### [Exercise prompt]
Go through the entries below and return every line that contains "Paris".
-----
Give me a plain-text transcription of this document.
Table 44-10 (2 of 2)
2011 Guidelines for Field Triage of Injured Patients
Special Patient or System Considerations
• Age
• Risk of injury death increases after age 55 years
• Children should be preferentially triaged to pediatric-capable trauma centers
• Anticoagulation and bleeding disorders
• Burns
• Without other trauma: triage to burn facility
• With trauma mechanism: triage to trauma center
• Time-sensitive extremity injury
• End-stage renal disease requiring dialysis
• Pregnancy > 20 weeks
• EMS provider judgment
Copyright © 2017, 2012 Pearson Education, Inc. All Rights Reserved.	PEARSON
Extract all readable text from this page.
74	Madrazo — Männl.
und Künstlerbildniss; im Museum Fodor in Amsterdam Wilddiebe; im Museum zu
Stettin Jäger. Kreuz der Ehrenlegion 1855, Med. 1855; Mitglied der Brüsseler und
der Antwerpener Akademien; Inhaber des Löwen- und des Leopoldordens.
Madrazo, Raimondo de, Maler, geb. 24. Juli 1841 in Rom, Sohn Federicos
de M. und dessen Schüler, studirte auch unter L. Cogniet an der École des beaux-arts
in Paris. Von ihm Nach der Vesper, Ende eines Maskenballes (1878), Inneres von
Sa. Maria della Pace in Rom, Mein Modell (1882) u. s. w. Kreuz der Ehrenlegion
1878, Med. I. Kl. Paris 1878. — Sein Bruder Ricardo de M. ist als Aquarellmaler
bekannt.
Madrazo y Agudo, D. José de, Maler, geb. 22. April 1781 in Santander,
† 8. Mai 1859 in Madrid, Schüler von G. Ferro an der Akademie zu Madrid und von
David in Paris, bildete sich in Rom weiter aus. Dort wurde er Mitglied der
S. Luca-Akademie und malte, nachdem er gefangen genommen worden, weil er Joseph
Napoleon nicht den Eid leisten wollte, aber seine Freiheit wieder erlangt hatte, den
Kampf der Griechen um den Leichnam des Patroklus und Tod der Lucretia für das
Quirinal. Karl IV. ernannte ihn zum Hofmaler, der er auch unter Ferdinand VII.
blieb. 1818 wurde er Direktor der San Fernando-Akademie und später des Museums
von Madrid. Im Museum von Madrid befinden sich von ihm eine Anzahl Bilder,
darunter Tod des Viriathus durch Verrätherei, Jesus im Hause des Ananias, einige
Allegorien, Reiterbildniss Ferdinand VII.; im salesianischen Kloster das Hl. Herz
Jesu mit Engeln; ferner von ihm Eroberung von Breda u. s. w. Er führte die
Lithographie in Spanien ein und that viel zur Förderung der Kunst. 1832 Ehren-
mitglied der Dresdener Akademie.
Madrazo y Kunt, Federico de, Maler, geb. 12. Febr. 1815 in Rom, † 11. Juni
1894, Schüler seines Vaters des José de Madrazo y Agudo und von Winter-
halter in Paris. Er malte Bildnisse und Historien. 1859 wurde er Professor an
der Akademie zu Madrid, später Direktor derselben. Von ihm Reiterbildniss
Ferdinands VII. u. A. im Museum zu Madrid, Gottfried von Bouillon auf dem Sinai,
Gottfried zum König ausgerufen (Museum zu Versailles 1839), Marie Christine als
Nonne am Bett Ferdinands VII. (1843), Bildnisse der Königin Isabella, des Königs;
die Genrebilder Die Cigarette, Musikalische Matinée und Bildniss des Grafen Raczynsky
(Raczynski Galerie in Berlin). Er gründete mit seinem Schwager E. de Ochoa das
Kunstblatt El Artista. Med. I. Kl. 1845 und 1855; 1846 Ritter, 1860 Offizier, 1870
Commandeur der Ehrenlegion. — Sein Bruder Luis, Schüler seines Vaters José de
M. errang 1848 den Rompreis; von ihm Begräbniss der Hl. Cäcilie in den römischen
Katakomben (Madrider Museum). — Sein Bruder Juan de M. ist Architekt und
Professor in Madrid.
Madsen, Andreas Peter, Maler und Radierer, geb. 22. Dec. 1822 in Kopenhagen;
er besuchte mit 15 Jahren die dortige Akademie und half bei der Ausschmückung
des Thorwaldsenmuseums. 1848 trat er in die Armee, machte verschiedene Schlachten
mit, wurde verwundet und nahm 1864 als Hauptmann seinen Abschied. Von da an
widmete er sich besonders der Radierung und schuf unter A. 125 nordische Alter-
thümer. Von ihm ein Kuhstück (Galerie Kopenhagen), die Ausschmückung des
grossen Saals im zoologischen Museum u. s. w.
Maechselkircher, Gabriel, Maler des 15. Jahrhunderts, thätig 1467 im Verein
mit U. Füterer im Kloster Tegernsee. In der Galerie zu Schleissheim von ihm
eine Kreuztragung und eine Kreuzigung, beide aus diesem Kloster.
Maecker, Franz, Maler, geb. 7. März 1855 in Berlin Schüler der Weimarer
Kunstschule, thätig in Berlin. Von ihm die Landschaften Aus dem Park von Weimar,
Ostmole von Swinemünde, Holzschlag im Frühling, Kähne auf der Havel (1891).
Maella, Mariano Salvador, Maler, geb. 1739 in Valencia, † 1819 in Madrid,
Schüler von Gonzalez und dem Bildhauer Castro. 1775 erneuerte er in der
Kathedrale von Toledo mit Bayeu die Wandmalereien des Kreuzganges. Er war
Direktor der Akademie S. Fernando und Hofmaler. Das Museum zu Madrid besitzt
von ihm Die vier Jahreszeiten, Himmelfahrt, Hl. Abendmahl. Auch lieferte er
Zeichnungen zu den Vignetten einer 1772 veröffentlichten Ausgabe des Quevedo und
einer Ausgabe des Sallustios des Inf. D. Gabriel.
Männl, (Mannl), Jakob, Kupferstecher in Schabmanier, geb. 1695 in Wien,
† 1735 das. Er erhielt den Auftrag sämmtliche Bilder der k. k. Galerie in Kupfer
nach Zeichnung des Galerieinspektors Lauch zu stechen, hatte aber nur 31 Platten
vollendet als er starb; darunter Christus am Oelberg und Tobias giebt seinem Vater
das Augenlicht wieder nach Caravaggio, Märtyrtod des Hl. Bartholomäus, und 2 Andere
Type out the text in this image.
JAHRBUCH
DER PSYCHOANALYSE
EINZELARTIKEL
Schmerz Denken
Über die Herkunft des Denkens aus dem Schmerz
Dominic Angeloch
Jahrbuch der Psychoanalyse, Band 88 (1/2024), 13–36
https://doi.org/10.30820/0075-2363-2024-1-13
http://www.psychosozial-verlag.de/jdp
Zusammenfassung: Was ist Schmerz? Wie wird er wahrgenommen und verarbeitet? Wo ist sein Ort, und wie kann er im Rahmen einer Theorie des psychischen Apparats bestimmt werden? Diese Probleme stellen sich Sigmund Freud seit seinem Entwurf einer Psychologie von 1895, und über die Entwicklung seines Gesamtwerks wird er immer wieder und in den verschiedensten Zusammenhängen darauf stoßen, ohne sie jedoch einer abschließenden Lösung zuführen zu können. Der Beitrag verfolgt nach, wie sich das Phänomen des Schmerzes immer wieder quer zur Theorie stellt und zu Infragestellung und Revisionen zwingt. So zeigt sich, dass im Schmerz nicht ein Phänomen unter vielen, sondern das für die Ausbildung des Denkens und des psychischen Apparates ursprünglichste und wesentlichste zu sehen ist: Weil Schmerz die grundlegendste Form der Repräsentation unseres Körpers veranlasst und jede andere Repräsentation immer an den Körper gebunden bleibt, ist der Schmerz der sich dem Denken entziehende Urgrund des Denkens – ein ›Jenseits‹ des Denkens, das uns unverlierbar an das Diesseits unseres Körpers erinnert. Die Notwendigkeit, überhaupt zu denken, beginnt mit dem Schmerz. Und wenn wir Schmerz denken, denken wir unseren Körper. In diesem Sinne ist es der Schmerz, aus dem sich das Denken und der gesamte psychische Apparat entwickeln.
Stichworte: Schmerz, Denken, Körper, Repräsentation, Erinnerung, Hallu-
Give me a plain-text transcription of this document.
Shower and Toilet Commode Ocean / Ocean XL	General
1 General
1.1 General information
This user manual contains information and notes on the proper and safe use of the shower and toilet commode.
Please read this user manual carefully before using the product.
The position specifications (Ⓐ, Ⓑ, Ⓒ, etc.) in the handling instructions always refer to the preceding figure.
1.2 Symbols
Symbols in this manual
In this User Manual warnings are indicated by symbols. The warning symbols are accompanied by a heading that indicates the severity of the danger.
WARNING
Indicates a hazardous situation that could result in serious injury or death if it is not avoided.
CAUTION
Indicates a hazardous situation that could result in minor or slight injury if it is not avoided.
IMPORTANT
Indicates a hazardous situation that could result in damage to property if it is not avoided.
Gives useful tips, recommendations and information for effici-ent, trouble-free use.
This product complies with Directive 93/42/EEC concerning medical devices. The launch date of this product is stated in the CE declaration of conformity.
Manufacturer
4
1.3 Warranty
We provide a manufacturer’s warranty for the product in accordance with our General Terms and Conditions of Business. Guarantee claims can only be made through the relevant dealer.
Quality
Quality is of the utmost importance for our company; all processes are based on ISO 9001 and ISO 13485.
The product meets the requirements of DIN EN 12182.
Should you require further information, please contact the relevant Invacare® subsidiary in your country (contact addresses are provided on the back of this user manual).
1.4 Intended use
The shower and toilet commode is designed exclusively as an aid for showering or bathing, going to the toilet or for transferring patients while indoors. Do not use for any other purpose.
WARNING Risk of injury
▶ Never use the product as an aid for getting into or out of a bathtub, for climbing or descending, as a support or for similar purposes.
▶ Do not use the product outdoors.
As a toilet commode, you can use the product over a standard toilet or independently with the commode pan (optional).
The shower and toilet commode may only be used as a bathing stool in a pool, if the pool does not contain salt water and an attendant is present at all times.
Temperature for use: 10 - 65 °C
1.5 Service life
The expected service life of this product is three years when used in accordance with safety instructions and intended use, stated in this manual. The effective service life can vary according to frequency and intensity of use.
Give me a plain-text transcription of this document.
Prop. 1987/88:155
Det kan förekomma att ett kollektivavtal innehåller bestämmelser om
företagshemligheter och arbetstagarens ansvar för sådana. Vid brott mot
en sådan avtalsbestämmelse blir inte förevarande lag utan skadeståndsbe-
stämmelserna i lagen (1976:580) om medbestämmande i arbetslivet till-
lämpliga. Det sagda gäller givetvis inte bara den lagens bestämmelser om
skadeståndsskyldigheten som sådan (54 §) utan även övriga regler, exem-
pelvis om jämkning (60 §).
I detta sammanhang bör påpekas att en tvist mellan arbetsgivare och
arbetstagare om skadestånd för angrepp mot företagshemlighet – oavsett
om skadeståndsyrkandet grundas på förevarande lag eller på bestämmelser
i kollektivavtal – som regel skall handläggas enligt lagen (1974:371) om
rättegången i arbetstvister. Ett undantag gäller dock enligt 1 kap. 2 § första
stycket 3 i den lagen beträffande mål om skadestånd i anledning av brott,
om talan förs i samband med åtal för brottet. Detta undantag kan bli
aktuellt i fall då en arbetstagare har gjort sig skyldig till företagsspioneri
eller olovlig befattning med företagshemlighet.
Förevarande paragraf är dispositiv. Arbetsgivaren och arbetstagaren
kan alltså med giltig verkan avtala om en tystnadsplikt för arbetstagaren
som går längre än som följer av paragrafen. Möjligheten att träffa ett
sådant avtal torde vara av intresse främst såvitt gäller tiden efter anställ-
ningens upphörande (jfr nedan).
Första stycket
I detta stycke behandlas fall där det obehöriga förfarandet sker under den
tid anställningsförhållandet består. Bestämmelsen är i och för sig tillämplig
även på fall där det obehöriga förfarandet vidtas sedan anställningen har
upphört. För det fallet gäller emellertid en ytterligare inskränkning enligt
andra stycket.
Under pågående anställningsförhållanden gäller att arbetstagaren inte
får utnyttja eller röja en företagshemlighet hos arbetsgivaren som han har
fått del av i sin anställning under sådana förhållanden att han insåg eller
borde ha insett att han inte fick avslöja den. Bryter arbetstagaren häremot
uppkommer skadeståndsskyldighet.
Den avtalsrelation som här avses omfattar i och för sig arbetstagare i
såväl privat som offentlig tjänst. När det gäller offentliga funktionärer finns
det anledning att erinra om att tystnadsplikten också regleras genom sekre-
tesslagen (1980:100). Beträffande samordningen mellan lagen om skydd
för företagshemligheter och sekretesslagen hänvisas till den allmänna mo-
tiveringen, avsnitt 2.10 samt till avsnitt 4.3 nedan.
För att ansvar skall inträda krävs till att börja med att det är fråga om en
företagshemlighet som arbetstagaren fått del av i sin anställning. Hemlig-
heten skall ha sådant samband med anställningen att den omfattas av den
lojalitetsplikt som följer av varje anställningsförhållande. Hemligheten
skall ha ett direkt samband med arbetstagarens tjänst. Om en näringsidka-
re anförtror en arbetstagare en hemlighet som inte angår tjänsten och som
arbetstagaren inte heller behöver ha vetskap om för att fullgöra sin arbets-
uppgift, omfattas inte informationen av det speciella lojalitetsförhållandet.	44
-----
### [Exercise solution]
in Paris. Von ihm Nach der Vesper, Ende eines Maskenballes (1878), Inneres von
1878, Med. I. Kl. Paris 1878. — Sein Bruder Ricardo de M. ist als Aquarellmaler
David in Paris, bildete sich in Rom weiter aus. Dort wurde er Mitglied der
halter in Paris. Er malte Bildnisse und Historien. 1859 wurde er Professor an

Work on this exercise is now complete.